Speaker
Description
Using a bio-based material such as wood for satellite structures can be an eco-friendly alternative to the traditionally used metals. The production of those metals is energy intensive and the mining of their raw materials often causes environmental damage. Moreover, the European space industry relies on imports for these materials. In contrast, wood is readily available throughout Europe. The feasibility of wood-based composites for CubeSats and especially small satellite class were previously reported by DLR Stuttgart. However, the behaviour of bio-based materials in space and their reaction to the space environment is still largely unknown. To mitigate this knowledge gap and to make use of the environmental advantages, this work looks into the manufacturing of a satellite structure panel made from acetylated radiata pine and the feasibility of the application of a coating to prevent erosion due to atomic oxygen (ATOX).
In a preceding Micro-VCM outgassing test beech and balsa wood exhibited a total mass loss (TML) of 5-6%, but their recovered mass loss was << 1 %. This indicates that the high TML is due to the moisture content of the wood. An acetylated radiata pine wood was chosen because the acetylation process lowers the moisture content of the wood and therefore lowers the TML to about 2%. Additionally, pine wood has better specific mechanical properties compared with other wood species.

Information shown:
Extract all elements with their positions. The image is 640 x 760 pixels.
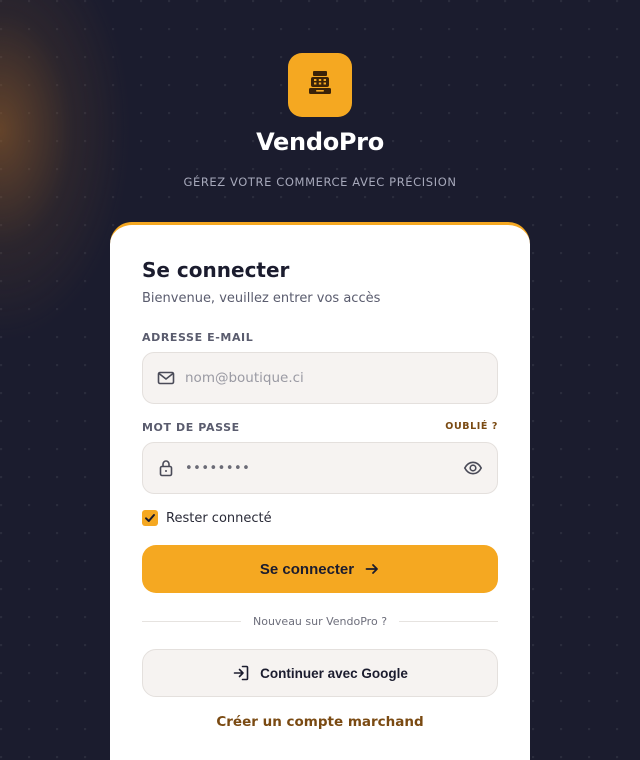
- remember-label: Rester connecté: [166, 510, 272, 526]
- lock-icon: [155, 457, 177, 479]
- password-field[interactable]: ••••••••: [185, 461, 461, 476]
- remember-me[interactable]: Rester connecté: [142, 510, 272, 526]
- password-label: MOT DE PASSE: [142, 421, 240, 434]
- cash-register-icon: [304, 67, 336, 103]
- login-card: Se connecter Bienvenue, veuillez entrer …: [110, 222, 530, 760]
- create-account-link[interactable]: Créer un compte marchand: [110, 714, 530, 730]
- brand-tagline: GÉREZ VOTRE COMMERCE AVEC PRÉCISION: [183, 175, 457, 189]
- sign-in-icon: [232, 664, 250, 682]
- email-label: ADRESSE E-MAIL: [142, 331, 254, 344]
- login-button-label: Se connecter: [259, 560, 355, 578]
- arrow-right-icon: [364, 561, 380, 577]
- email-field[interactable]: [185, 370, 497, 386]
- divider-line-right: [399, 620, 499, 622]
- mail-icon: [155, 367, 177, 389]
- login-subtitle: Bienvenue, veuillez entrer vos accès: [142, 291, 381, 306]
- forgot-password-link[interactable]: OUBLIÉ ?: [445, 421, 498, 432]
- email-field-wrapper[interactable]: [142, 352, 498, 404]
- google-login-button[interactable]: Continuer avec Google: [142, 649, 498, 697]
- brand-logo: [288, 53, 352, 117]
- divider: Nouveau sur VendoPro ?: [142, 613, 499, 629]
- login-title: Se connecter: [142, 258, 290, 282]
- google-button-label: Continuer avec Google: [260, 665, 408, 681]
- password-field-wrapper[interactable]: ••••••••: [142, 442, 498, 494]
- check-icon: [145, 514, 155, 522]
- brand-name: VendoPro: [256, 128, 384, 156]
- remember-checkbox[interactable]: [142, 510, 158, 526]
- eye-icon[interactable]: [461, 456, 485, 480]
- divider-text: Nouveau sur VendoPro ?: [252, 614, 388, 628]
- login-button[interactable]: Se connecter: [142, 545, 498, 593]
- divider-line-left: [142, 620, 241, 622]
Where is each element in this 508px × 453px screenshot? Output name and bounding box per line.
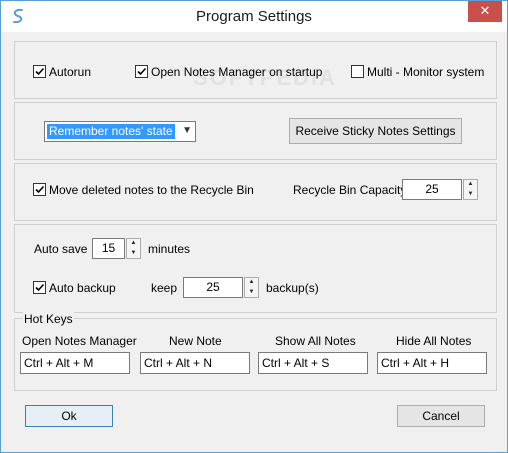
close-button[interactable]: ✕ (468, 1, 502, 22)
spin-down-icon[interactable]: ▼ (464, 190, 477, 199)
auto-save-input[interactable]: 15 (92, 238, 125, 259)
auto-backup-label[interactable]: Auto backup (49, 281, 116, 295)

Job: Name each wood species mentioned in the description about wood-based satellite structures. The material above comes from a separate source and is unrelated to the description.

Solved problem: Radiata pine, beech, balsa